What you need to do: Search the listing below for the string "Contemplation" and copy every line where it occurs.
Start Records for this task
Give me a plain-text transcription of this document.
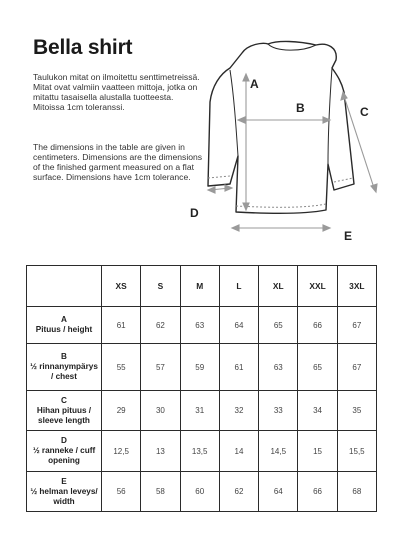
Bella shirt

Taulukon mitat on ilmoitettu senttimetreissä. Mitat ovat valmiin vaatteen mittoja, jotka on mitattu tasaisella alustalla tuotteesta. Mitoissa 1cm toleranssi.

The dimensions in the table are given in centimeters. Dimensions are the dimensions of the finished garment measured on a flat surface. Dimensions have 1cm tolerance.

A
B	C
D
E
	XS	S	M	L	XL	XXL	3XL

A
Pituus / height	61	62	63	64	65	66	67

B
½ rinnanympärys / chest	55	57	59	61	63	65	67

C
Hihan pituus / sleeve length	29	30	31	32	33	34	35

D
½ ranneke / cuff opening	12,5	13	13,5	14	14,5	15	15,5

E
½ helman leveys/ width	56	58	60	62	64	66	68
End Records for this task
Start Records for this task
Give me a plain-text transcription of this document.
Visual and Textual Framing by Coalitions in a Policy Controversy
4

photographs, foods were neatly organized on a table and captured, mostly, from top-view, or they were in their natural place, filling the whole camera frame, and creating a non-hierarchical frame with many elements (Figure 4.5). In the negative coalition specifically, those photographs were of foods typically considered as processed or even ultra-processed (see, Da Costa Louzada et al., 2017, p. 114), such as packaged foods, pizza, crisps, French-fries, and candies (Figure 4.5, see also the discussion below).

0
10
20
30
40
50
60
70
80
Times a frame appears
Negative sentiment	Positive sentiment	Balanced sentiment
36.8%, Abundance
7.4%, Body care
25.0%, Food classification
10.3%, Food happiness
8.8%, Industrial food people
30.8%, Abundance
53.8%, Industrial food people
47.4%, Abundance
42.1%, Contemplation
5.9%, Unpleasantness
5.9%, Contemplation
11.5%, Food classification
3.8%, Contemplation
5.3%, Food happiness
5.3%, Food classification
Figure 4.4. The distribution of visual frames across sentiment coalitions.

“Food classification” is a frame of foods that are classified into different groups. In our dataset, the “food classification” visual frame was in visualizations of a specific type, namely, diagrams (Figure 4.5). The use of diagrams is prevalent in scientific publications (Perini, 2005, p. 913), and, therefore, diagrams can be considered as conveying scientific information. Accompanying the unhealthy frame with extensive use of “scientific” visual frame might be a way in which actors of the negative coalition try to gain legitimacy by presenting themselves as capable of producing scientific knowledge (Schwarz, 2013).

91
End Records for this task
Completed task:
42.1%, Contemplation
5.9%, Contemplation
3.8%, Contemplation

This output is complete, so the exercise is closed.